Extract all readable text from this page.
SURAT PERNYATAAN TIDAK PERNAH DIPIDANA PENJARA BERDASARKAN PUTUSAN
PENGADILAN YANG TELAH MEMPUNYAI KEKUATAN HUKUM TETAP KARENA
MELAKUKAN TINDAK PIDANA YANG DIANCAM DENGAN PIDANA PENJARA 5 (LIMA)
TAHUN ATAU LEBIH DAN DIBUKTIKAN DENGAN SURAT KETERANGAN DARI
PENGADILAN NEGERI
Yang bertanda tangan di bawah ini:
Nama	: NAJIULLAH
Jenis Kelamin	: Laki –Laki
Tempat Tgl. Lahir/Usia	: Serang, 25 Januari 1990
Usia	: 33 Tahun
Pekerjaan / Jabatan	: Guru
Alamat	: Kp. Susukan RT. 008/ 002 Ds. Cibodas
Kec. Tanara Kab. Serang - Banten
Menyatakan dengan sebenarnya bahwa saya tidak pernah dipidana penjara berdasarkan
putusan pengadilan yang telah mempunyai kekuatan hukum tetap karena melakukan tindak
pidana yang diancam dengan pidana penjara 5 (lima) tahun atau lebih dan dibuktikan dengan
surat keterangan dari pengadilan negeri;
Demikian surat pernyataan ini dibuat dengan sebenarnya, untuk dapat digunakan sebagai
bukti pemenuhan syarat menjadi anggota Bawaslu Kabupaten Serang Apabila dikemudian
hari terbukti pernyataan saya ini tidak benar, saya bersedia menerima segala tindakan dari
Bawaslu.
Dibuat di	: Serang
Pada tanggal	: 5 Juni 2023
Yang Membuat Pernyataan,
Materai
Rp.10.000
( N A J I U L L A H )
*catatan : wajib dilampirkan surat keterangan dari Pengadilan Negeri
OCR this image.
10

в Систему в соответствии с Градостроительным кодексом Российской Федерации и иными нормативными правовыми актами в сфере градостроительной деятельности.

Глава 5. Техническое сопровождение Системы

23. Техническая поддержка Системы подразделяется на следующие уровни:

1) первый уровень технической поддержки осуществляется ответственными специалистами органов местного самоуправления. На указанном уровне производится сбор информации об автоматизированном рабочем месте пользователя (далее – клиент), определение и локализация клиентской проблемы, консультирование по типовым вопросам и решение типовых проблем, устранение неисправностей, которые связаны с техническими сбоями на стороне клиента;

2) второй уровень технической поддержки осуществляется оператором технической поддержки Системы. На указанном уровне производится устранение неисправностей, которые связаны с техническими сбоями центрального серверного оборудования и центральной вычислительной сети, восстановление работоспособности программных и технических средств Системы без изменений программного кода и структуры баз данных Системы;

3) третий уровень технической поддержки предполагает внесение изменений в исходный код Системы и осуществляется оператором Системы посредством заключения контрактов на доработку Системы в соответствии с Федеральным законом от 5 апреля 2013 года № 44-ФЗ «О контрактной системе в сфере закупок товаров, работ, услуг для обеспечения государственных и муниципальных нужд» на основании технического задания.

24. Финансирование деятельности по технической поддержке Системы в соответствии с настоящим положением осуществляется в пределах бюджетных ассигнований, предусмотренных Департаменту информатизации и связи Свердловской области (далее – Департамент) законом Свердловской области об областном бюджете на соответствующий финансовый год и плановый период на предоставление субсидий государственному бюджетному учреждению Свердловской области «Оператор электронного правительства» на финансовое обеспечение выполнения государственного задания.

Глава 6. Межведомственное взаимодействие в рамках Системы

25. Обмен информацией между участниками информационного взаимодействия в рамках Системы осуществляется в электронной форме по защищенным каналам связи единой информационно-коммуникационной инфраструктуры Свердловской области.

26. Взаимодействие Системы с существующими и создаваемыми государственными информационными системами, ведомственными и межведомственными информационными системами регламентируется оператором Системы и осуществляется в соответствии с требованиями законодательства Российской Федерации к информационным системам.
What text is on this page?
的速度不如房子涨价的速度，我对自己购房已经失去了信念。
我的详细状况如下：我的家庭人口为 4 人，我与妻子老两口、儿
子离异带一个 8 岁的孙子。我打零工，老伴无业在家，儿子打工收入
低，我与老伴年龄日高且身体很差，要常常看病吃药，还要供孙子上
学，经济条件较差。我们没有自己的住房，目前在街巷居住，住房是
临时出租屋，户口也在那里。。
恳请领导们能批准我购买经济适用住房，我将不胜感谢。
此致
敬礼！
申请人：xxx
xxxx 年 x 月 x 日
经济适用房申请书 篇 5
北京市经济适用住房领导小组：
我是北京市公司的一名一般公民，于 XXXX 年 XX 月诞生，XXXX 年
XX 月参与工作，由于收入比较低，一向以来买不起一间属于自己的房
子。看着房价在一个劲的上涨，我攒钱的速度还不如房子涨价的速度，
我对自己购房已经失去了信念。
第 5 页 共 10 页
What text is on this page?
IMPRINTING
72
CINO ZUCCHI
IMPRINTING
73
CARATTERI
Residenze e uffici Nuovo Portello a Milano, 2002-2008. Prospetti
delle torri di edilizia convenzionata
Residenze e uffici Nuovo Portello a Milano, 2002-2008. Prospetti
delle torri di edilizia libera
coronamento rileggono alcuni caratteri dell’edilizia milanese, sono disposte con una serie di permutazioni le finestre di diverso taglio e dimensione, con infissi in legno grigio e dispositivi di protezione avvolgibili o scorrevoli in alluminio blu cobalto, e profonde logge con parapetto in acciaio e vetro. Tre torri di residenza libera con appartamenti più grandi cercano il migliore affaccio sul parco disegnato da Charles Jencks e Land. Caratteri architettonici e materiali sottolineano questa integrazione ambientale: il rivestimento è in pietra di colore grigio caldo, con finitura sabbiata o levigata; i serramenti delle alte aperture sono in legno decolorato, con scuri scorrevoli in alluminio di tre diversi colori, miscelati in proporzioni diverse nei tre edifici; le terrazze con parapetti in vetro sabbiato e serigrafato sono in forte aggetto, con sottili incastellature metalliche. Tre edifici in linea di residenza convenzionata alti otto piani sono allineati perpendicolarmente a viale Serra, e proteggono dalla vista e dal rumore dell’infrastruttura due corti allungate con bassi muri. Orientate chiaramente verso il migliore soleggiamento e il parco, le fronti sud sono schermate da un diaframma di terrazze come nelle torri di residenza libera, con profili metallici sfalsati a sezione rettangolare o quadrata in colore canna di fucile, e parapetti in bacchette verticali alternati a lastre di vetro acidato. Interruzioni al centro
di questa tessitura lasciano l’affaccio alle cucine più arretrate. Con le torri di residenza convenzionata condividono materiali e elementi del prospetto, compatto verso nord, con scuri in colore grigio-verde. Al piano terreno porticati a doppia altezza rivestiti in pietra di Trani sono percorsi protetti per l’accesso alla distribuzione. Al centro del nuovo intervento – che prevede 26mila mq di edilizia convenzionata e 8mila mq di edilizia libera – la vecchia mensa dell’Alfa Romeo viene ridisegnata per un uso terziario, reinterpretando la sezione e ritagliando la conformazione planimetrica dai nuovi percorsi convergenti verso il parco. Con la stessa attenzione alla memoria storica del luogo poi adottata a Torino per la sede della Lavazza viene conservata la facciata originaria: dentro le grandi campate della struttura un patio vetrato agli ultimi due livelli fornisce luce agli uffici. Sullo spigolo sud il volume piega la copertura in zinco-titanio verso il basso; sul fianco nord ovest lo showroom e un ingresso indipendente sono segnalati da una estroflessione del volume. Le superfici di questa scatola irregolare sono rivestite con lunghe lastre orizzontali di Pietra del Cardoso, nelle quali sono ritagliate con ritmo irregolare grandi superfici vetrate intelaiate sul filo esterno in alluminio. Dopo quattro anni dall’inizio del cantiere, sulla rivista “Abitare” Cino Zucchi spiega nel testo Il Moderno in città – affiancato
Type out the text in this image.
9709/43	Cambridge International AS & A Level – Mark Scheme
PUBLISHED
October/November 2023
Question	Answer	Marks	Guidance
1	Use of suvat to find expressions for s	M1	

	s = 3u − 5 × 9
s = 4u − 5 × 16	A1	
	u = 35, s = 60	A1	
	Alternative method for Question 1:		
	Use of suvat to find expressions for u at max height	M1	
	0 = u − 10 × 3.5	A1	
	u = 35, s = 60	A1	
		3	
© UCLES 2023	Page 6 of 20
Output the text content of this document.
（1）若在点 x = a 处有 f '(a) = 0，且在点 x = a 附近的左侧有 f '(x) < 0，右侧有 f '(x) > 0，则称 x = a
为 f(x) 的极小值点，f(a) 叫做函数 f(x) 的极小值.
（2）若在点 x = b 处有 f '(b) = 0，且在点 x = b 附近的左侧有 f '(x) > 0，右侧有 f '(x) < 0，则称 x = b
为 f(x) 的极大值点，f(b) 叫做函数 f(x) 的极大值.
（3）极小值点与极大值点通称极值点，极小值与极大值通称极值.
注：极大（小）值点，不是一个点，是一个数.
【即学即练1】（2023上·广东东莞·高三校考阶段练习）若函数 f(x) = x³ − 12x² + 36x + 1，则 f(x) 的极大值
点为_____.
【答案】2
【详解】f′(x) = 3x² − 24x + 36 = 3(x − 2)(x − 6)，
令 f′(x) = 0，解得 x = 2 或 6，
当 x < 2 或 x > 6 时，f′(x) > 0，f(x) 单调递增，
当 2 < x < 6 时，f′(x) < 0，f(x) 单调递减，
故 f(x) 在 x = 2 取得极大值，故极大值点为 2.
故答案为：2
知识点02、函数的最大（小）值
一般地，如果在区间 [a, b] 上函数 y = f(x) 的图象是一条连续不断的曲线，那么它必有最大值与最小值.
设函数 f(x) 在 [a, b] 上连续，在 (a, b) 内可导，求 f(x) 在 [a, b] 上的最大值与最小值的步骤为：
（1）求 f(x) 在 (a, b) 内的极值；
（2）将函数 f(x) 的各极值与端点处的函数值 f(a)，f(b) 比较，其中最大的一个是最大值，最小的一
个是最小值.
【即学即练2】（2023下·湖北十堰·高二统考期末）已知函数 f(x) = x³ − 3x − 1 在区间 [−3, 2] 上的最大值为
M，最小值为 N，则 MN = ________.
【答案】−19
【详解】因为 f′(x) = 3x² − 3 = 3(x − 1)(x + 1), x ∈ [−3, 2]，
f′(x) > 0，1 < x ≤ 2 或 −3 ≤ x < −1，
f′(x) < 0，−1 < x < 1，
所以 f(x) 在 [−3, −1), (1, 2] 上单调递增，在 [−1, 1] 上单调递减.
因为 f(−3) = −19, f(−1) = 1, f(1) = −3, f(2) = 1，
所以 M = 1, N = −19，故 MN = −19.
======
Return only those lines of the records that contain the string "оператором".

2) второй уровень технической поддержки осуществляется оператором технической поддержки Системы. На указанном уровне производится устранение неисправностей, которые связаны с техническими сбоями центрального серверного оборудования и центральной вычислительной сети, восстановление работоспособности программных и технических средств Системы без изменений программного кода и структуры баз данных Системы;
3) третий уровень технической поддержки предполагает внесение изменений в исходный код Системы и осуществляется оператором Системы посредством заключения контрактов на доработку Системы в соответствии с Федеральным законом от 5 апреля 2013 года № 44-ФЗ «О контрактной системе в сфере закупок товаров, работ, услуг для обеспечения государственных и муниципальных нужд» на основании технического задания.
26. Взаимодействие Системы с существующими и создаваемыми государственными информационными системами, ведомственными и межведомственными информационными системами регламентируется оператором Системы и осуществляется в соответствии с требованиями законодательства Российской Федерации к информационным системам.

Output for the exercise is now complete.